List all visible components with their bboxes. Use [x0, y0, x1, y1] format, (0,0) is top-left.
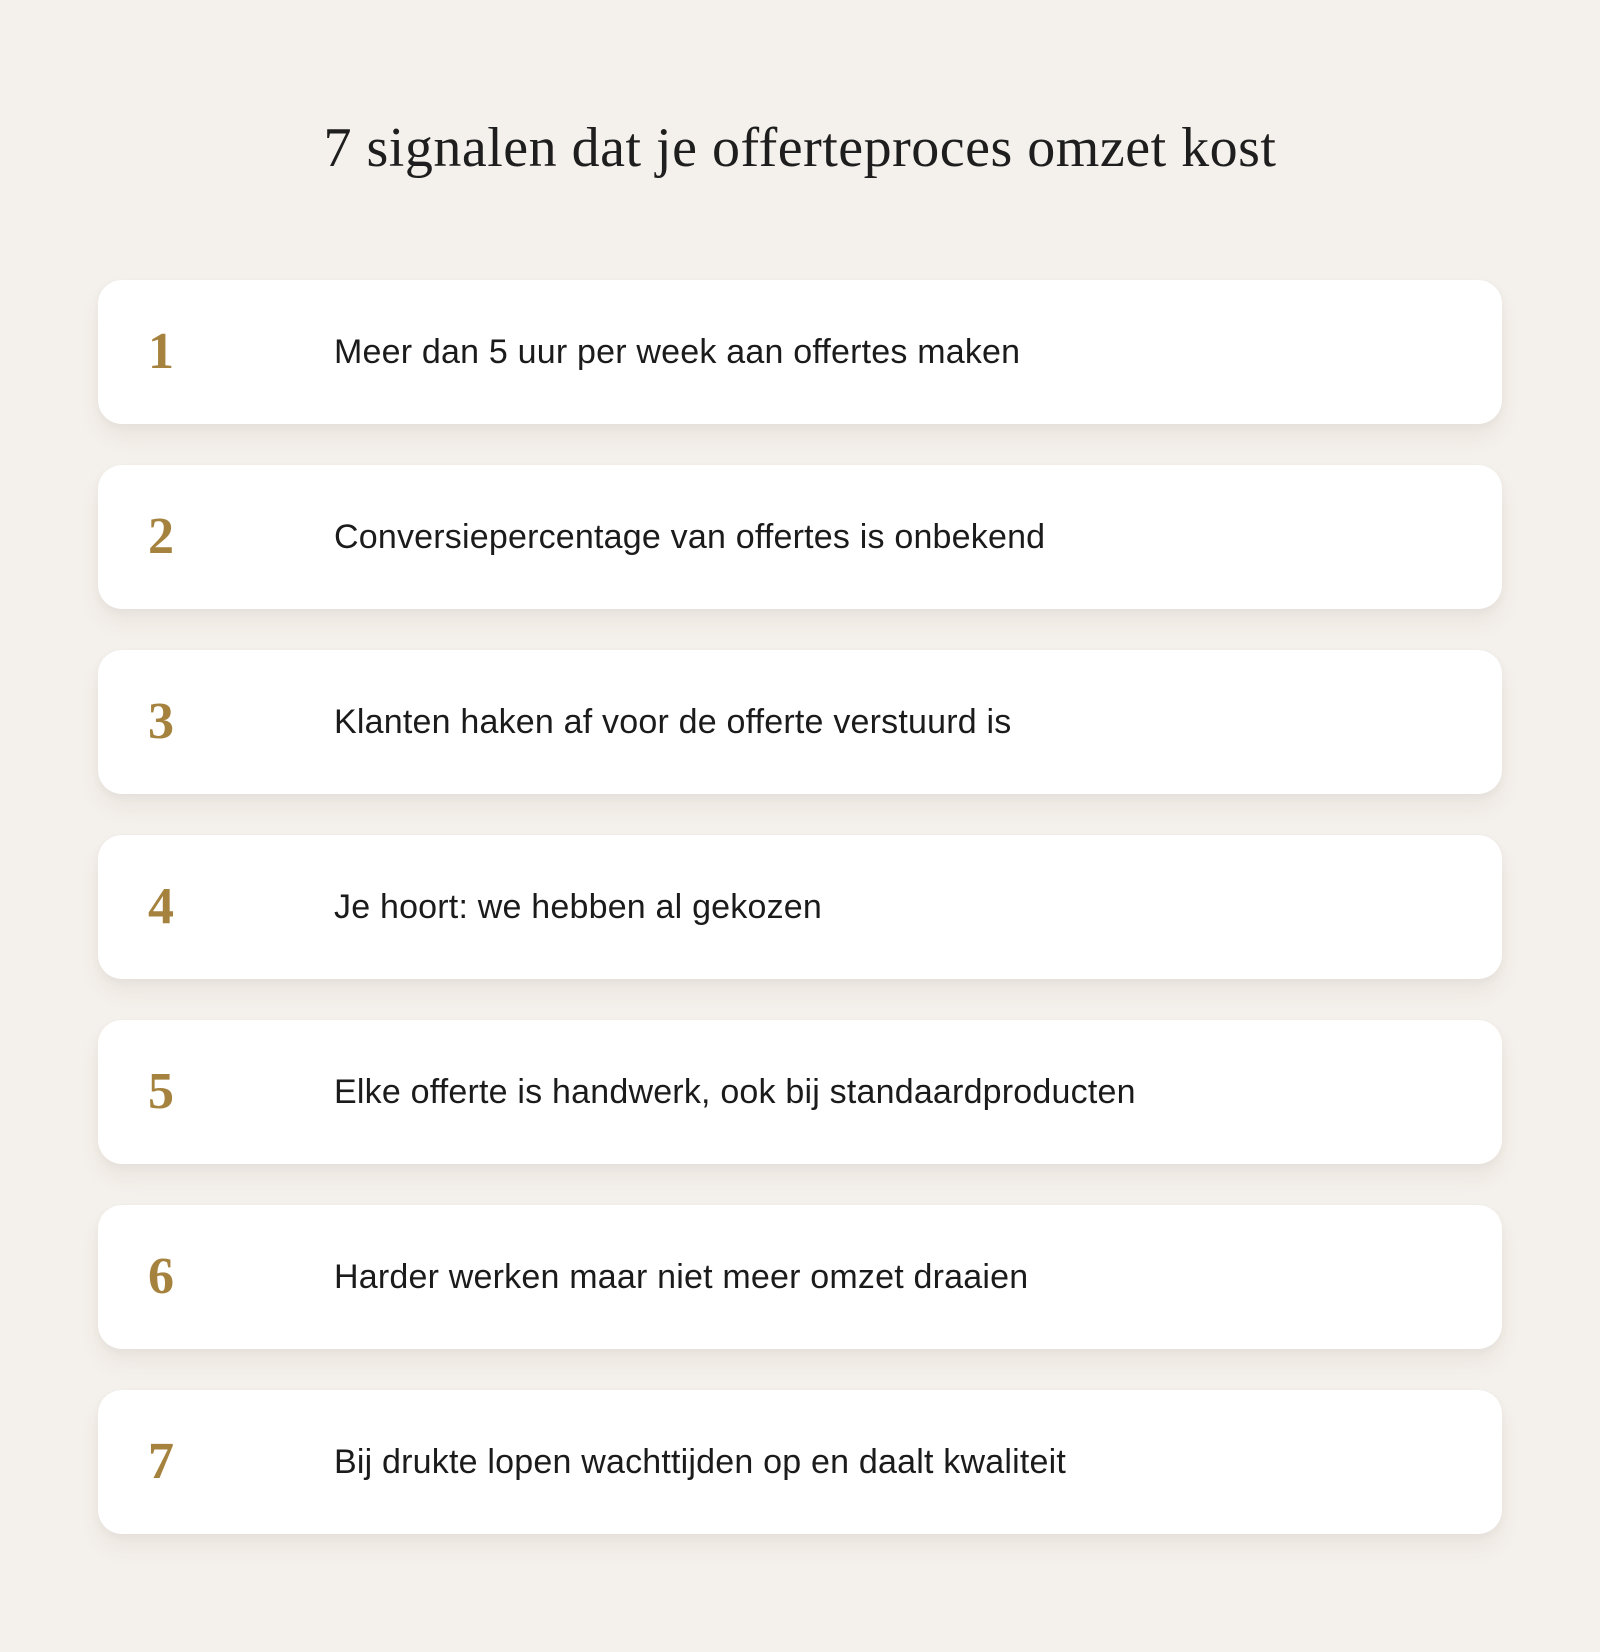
- item-label: Je hoort: we hebben al gekozen: [334, 888, 823, 927]
- page-title: 7 signalen dat je offerteproces omzet kost: [323, 117, 1277, 179]
- item-label: Klanten haken af voor de offerte verstuurd is: [334, 703, 1012, 742]
- list-item: [98, 1390, 1502, 1534]
- item-number: 4: [148, 878, 174, 936]
- item-number: 1: [148, 323, 174, 381]
- item-label: Elke offerte is handwerk, ook bij standaardproducten: [334, 1073, 1136, 1112]
- list-item: [98, 650, 1502, 794]
- item-number: 2: [148, 508, 174, 566]
- list-item: [98, 1020, 1502, 1164]
- item-label: Meer dan 5 uur per week aan offertes maken: [334, 333, 1021, 372]
- list-item: [98, 835, 1502, 979]
- item-number: 5: [148, 1063, 174, 1121]
- item-label: Harder werken maar niet meer omzet draaien: [334, 1258, 1029, 1297]
- item-number: 3: [148, 693, 174, 751]
- list-item: [98, 1205, 1502, 1349]
- signal-list: [98, 280, 1502, 1534]
- item-number: 6: [148, 1248, 174, 1306]
- item-label: Conversiepercentage van offertes is onbekend: [334, 518, 1046, 557]
- item-number: 7: [148, 1433, 174, 1491]
- list-item: [98, 280, 1502, 424]
- list-item: [98, 465, 1502, 609]
- item-label: Bij drukte lopen wachttijden op en daalt kwaliteit: [334, 1443, 1066, 1482]
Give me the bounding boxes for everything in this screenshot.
· · · · ·
● What the task requires
Reproduce every line of the items above word for word, omitting the pictures.

● Solution for this exercise
List all visible components with their bboxes. Use [x0, y0, x1, y1] format, (0,0) is top-left.
- item-label: Je hoort: we hebben al gekozen: [334, 888, 823, 927]
- page-title: 7 signalen dat je offerteproces omzet kost: [323, 117, 1277, 179]
- item-label: Klanten haken af voor de offerte verstuurd is: [334, 703, 1012, 742]
- list-item: [98, 1390, 1502, 1534]
- item-number: 4: [148, 878, 174, 936]
- item-number: 1: [148, 323, 174, 381]
- item-label: Elke offerte is handwerk, ook bij standaardproducten: [334, 1073, 1136, 1112]
- list-item: [98, 650, 1502, 794]
- item-number: 2: [148, 508, 174, 566]
- list-item: [98, 1020, 1502, 1164]
- item-label: Meer dan 5 uur per week aan offertes maken: [334, 333, 1021, 372]
- list-item: [98, 835, 1502, 979]
- item-number: 5: [148, 1063, 174, 1121]
- item-label: Harder werken maar niet meer omzet draaien: [334, 1258, 1029, 1297]
- item-number: 3: [148, 693, 174, 751]
- list-item: [98, 1205, 1502, 1349]
- signal-list: [98, 280, 1502, 1534]
- item-number: 6: [148, 1248, 174, 1306]
- item-label: Conversiepercentage van offertes is onbekend: [334, 518, 1046, 557]
- item-number: 7: [148, 1433, 174, 1491]
- list-item: [98, 280, 1502, 424]
- list-item: [98, 465, 1502, 609]
- item-label: Bij drukte lopen wachttijden op en daalt kwaliteit: [334, 1443, 1066, 1482]
Give me the bounding boxes for everything in this screenshot.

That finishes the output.